- [Exercise details] Reproduce every entry that follows word for word, but omit the images.

### Data shown

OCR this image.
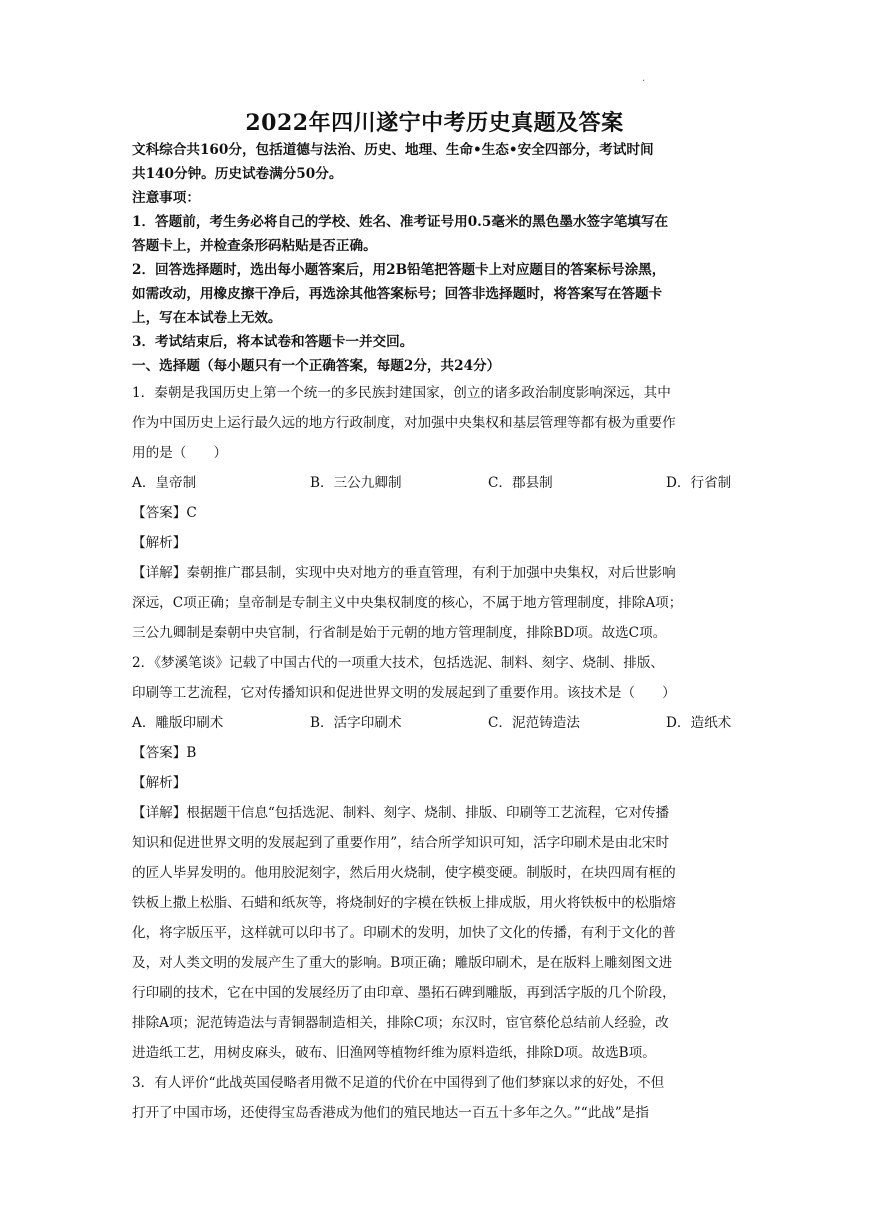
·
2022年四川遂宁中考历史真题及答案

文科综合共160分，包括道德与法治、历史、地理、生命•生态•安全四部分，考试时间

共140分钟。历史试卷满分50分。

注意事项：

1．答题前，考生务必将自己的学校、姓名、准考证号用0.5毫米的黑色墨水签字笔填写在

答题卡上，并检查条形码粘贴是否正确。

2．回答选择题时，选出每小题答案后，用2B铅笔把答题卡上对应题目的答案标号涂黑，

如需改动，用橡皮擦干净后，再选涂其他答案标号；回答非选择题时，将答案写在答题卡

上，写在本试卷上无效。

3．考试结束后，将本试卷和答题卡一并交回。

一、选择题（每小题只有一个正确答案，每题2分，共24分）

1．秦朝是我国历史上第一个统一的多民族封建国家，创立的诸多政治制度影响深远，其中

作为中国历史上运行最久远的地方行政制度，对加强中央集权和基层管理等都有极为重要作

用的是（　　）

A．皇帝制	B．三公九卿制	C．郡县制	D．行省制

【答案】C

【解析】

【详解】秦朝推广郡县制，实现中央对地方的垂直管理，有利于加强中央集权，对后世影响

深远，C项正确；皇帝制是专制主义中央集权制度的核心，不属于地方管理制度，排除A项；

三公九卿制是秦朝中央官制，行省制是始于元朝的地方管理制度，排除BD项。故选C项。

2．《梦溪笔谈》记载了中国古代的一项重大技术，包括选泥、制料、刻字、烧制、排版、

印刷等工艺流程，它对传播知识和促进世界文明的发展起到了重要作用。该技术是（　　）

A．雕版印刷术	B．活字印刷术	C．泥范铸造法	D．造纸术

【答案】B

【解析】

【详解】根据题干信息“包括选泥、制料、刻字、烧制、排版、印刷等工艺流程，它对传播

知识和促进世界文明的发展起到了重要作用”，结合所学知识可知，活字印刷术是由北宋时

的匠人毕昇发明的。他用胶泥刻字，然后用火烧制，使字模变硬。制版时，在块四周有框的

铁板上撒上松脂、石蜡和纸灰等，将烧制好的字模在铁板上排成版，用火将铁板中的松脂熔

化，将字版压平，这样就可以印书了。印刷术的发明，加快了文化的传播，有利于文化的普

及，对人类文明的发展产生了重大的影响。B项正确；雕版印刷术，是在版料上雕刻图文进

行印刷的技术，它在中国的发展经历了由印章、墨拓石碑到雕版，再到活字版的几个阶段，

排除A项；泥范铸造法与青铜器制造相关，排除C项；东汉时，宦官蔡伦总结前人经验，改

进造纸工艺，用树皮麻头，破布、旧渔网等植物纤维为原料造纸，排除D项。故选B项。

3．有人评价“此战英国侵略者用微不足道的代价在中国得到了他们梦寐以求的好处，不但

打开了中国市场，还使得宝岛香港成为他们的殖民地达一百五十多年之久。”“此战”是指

######

- [Task response]
OCR this image.
·
2022年四川遂宁中考历史真题及答案

文科综合共160分，包括道德与法治、历史、地理、生命•生态•安全四部分，考试时间

共140分钟。历史试卷满分50分。

注意事项：

1．答题前，考生务必将自己的学校、姓名、准考证号用0.5毫米的黑色墨水签字笔填写在

答题卡上，并检查条形码粘贴是否正确。

2．回答选择题时，选出每小题答案后，用2B铅笔把答题卡上对应题目的答案标号涂黑，

如需改动，用橡皮擦干净后，再选涂其他答案标号；回答非选择题时，将答案写在答题卡

上，写在本试卷上无效。

3．考试结束后，将本试卷和答题卡一并交回。

一、选择题（每小题只有一个正确答案，每题2分，共24分）

1．秦朝是我国历史上第一个统一的多民族封建国家，创立的诸多政治制度影响深远，其中

作为中国历史上运行最久远的地方行政制度，对加强中央集权和基层管理等都有极为重要作

用的是（　　）

A．皇帝制	B．三公九卿制	C．郡县制	D．行省制

【答案】C

【解析】

【详解】秦朝推广郡县制，实现中央对地方的垂直管理，有利于加强中央集权，对后世影响

深远，C项正确；皇帝制是专制主义中央集权制度的核心，不属于地方管理制度，排除A项；

三公九卿制是秦朝中央官制，行省制是始于元朝的地方管理制度，排除BD项。故选C项。

2．《梦溪笔谈》记载了中国古代的一项重大技术，包括选泥、制料、刻字、烧制、排版、

印刷等工艺流程，它对传播知识和促进世界文明的发展起到了重要作用。该技术是（　　）

A．雕版印刷术	B．活字印刷术	C．泥范铸造法	D．造纸术

【答案】B

【解析】

【详解】根据题干信息“包括选泥、制料、刻字、烧制、排版、印刷等工艺流程，它对传播

知识和促进世界文明的发展起到了重要作用”，结合所学知识可知，活字印刷术是由北宋时

的匠人毕昇发明的。他用胶泥刻字，然后用火烧制，使字模变硬。制版时，在块四周有框的

铁板上撒上松脂、石蜡和纸灰等，将烧制好的字模在铁板上排成版，用火将铁板中的松脂熔

化，将字版压平，这样就可以印书了。印刷术的发明，加快了文化的传播，有利于文化的普

及，对人类文明的发展产生了重大的影响。B项正确；雕版印刷术，是在版料上雕刻图文进

行印刷的技术，它在中国的发展经历了由印章、墨拓石碑到雕版，再到活字版的几个阶段，

排除A项；泥范铸造法与青铜器制造相关，排除C项；东汉时，宦官蔡伦总结前人经验，改

进造纸工艺，用树皮麻头，破布、旧渔网等植物纤维为原料造纸，排除D项。故选B项。

3．有人评价“此战英国侵略者用微不足道的代价在中国得到了他们梦寐以求的好处，不但

打开了中国市场，还使得宝岛香港成为他们的殖民地达一百五十多年之久。”“此战”是指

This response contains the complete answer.